Copy every line from the data below in which the string "involved" can be found.

—————

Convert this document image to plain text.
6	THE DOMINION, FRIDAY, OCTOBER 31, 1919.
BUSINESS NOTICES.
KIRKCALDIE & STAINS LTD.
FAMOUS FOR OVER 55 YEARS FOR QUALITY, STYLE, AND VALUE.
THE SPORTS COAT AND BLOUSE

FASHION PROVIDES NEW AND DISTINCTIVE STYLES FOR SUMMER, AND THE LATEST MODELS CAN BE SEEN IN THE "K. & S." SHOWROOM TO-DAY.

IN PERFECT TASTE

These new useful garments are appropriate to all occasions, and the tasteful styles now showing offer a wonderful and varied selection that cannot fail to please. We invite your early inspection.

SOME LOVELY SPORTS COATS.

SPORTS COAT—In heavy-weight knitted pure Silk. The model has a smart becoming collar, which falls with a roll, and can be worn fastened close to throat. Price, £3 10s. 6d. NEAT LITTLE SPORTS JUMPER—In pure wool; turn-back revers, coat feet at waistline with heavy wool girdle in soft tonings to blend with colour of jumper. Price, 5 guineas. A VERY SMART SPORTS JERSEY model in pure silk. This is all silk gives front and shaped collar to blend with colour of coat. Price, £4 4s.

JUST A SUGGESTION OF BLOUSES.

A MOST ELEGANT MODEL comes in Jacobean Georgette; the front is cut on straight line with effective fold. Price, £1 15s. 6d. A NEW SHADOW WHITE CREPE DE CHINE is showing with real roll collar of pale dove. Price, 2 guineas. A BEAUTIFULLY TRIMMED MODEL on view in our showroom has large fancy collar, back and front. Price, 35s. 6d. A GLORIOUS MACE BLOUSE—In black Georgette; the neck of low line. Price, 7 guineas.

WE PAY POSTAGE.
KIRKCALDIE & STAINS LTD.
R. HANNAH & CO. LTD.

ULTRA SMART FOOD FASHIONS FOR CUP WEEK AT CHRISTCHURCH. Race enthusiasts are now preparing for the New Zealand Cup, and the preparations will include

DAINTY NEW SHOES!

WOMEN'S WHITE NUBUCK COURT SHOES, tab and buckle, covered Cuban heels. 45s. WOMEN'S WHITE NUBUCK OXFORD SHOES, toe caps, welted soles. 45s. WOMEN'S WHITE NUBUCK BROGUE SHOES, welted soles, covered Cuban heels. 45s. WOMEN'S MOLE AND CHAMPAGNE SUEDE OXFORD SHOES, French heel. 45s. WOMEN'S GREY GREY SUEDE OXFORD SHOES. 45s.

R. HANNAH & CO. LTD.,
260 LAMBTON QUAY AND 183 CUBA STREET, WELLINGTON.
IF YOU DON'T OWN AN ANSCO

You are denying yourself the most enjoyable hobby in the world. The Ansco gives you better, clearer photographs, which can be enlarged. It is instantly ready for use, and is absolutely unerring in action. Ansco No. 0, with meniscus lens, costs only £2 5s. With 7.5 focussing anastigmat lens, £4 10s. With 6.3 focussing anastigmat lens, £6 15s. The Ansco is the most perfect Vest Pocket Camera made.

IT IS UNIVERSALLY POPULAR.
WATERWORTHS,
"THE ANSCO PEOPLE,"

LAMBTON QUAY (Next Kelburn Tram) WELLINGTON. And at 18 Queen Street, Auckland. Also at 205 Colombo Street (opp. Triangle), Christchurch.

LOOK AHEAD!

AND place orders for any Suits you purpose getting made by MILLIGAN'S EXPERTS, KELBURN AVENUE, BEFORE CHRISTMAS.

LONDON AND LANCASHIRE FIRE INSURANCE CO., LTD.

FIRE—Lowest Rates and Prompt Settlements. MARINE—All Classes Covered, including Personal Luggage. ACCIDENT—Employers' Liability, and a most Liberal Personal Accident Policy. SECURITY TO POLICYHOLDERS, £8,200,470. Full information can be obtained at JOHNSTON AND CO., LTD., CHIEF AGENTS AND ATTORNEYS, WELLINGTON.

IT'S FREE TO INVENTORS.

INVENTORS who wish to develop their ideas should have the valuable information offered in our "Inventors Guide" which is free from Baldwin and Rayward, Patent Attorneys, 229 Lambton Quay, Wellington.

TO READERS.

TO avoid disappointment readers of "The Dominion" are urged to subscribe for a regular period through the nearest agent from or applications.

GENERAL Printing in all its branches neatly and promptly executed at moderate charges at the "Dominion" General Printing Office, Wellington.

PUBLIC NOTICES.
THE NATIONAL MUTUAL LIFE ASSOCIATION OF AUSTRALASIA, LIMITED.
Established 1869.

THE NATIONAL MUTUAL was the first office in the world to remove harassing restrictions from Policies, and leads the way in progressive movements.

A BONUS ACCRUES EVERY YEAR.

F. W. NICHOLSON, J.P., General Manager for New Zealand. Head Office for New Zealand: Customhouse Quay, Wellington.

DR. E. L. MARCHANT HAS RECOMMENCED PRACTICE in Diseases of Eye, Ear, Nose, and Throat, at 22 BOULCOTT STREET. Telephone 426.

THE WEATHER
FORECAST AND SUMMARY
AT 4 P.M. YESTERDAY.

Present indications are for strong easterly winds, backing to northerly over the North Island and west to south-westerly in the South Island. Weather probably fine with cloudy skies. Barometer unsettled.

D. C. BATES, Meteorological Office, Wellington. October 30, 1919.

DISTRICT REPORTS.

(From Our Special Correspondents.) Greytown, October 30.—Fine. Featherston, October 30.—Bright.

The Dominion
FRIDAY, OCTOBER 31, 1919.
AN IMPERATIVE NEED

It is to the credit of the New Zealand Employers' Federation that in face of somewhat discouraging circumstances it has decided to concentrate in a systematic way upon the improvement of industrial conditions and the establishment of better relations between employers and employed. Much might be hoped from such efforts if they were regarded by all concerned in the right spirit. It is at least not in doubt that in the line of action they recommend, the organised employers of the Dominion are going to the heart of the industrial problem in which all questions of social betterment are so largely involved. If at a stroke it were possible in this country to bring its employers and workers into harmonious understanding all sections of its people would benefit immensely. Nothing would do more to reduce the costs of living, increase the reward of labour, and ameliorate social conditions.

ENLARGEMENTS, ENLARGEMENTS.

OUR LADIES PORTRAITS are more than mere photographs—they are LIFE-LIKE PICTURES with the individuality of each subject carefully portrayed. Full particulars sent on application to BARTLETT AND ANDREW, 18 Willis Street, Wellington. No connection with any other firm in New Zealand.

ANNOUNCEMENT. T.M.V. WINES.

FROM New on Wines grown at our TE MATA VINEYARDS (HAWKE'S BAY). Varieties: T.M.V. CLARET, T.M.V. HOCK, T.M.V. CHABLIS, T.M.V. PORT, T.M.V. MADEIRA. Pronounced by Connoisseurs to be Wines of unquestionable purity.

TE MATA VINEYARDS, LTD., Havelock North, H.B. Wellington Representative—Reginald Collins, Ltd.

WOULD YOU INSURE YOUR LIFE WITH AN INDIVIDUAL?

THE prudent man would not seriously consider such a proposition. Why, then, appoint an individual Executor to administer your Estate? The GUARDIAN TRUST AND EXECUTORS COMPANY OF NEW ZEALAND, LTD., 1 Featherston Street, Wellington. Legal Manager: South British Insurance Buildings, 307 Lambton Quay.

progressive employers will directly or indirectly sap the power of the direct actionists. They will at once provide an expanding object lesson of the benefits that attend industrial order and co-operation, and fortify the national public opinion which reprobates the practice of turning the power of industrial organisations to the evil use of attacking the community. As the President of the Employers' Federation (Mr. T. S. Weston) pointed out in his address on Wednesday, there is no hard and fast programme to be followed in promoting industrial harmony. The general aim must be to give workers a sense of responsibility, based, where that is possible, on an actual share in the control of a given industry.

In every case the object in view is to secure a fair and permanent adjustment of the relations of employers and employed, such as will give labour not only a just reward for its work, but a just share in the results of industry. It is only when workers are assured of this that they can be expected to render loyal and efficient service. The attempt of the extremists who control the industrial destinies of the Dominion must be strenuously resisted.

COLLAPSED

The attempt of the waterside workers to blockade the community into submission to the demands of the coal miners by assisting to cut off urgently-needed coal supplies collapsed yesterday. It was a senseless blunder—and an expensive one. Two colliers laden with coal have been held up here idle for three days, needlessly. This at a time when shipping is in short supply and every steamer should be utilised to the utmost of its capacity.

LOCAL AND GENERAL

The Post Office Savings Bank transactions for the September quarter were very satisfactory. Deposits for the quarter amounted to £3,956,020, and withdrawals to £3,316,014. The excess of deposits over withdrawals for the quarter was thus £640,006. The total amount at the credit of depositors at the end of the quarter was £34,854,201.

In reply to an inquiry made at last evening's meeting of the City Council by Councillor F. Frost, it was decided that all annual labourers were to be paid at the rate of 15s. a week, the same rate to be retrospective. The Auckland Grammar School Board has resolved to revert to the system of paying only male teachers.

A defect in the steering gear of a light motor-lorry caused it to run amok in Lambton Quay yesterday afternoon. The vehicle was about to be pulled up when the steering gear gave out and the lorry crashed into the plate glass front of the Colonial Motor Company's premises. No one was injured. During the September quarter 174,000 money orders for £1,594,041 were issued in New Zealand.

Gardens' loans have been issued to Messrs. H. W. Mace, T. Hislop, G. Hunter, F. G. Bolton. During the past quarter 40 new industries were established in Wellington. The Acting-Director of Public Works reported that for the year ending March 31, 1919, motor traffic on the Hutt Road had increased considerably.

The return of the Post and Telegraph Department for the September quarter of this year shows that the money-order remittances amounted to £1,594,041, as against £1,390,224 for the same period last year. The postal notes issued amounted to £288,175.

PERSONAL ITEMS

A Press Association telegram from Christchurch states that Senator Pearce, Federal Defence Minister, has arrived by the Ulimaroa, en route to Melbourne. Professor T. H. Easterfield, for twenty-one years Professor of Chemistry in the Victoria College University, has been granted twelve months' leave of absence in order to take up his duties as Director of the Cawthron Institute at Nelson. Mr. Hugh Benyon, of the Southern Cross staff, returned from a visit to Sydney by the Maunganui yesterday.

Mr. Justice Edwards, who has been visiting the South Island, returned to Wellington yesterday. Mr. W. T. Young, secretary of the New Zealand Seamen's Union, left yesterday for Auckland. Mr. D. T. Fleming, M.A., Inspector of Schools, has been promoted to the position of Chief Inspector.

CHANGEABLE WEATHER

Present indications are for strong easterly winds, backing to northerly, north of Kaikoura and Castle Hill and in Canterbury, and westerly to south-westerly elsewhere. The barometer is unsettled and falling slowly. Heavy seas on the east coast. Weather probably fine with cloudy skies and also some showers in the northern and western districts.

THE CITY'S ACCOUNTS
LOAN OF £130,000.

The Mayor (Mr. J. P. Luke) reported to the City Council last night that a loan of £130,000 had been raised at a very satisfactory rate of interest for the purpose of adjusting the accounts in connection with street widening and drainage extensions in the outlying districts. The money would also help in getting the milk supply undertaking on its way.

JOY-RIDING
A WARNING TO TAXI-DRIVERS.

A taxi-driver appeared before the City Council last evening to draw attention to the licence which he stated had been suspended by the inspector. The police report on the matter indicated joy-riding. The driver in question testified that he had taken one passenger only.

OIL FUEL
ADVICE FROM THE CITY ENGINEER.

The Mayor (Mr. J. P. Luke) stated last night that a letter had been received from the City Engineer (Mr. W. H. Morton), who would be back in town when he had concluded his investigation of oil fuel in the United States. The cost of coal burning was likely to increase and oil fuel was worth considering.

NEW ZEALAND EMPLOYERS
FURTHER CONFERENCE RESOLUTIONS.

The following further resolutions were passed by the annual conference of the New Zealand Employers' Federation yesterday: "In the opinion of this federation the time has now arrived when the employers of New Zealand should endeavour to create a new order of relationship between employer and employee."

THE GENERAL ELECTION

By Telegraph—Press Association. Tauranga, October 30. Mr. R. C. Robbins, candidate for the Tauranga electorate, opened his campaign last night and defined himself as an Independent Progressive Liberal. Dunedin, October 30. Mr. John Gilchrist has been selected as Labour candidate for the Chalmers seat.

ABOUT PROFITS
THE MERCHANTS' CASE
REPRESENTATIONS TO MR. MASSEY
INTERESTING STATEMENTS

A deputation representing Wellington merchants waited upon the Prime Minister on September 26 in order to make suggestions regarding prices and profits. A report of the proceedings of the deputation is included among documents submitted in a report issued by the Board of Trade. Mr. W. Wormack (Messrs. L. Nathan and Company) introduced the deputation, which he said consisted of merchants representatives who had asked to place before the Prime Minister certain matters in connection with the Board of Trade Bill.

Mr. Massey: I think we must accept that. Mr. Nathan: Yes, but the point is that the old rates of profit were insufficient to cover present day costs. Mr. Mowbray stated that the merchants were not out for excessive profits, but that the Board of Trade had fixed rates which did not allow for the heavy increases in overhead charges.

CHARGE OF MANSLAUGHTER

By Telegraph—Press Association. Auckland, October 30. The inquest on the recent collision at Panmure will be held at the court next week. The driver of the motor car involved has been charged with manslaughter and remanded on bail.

—————

# RESPONSE TO THIS EXERCISE:
It is to the credit of the New Zealand Employers' Federation that in face of somewhat discouraging circumstances it has decided to concentrate in a systematic way upon the improvement of industrial conditions and the establishment of better relations between employers and employed. Much might be hoped from such efforts if they were regarded by all concerned in the right spirit. It is at least not in doubt that in the line of action they recommend, the organised employers of the Dominion are going to the heart of the industrial problem in which all questions of social betterment are so largely involved. If at a stroke it were possible in this country to bring its employers and workers into harmonious understanding all sections of its people would benefit immensely. Nothing would do more to reduce the costs of living, increase the reward of labour, and ameliorate social conditions.
By Telegraph—Press Association. Auckland, October 30. The inquest on the recent collision at Panmure will be held at the court next week. The driver of the motor car involved has been charged with manslaughter and remanded on bail.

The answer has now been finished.